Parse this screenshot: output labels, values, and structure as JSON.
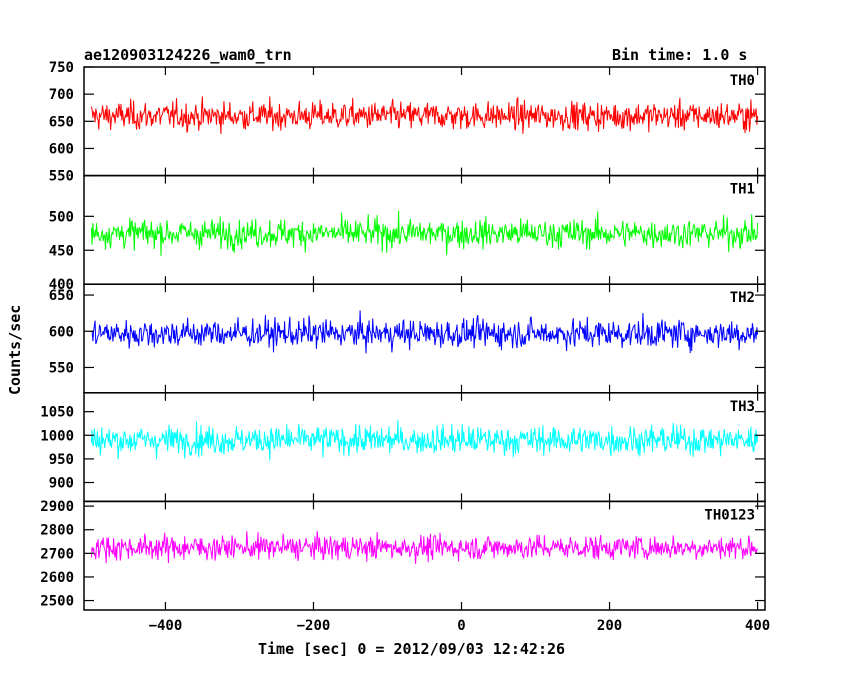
{
  "header": {
    "title": "ae120903124226_wam0_trn",
    "bin_time": "Bin time: 1.0 s"
  },
  "chart_data": {
    "type": "line",
    "title": "ae120903124226_wam0_trn",
    "xlabel": "Time [sec] 0 = 2012/09/03 12:42:26",
    "ylabel": "Counts/sec",
    "xlim": [
      -510,
      410
    ],
    "x_ticks": [
      -400,
      -200,
      0,
      200,
      400
    ],
    "x_range": [
      -500,
      400
    ],
    "bin_time_s": 1.0,
    "grid": false,
    "series": [
      {
        "name": "TH0",
        "color": "#ff0000",
        "mean": 660,
        "spread": 55,
        "ylim": [
          550,
          750
        ],
        "y_ticks": [
          550,
          600,
          650,
          700,
          750
        ]
      },
      {
        "name": "TH1",
        "color": "#00ff00",
        "mean": 475,
        "spread": 45,
        "ylim": [
          400,
          560
        ],
        "y_ticks": [
          400,
          450,
          500
        ]
      },
      {
        "name": "TH2",
        "color": "#0000ff",
        "mean": 597,
        "spread": 42,
        "ylim": [
          515,
          665
        ],
        "y_ticks": [
          550,
          600,
          650
        ]
      },
      {
        "name": "TH3",
        "color": "#00ffff",
        "mean": 990,
        "spread": 65,
        "ylim": [
          860,
          1090
        ],
        "y_ticks": [
          900,
          950,
          1000,
          1050
        ]
      },
      {
        "name": "TH0123",
        "color": "#ff00ff",
        "mean": 2725,
        "spread": 110,
        "ylim": [
          2460,
          2920
        ],
        "y_ticks": [
          2500,
          2600,
          2700,
          2800,
          2900
        ]
      }
    ]
  }
}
++++
Without the pictures, output the full listing exactly as it stands.

Parse this screenshot: output labels, values, and structure as JSON.
{
  "header": {
    "title": "ae120903124226_wam0_trn",
    "bin_time": "Bin time: 1.0 s"
  },
  "chart_data": {
    "type": "line",
    "title": "ae120903124226_wam0_trn",
    "xlabel": "Time [sec] 0 = 2012/09/03 12:42:26",
    "ylabel": "Counts/sec",
    "xlim": [
      -510,
      410
    ],
    "x_ticks": [
      -400,
      -200,
      0,
      200,
      400
    ],
    "x_range": [
      -500,
      400
    ],
    "bin_time_s": 1.0,
    "grid": false,
    "series": [
      {
        "name": "TH0",
        "color": "#ff0000",
        "mean": 660,
        "spread": 55,
        "ylim": [
          550,
          750
        ],
        "y_ticks": [
          550,
          600,
          650,
          700,
          750
        ]
      },
      {
        "name": "TH1",
        "color": "#00ff00",
        "mean": 475,
        "spread": 45,
        "ylim": [
          400,
          560
        ],
        "y_ticks": [
          400,
          450,
          500
        ]
      },
      {
        "name": "TH2",
        "color": "#0000ff",
        "mean": 597,
        "spread": 42,
        "ylim": [
          515,
          665
        ],
        "y_ticks": [
          550,
          600,
          650
        ]
      },
      {
        "name": "TH3",
        "color": "#00ffff",
        "mean": 990,
        "spread": 65,
        "ylim": [
          860,
          1090
        ],
        "y_ticks": [
          900,
          950,
          1000,
          1050
        ]
      },
      {
        "name": "TH0123",
        "color": "#ff00ff",
        "mean": 2725,
        "spread": 110,
        "ylim": [
          2460,
          2920
        ],
        "y_ticks": [
          2500,
          2600,
          2700,
          2800,
          2900
        ]
      }
    ]
  }
}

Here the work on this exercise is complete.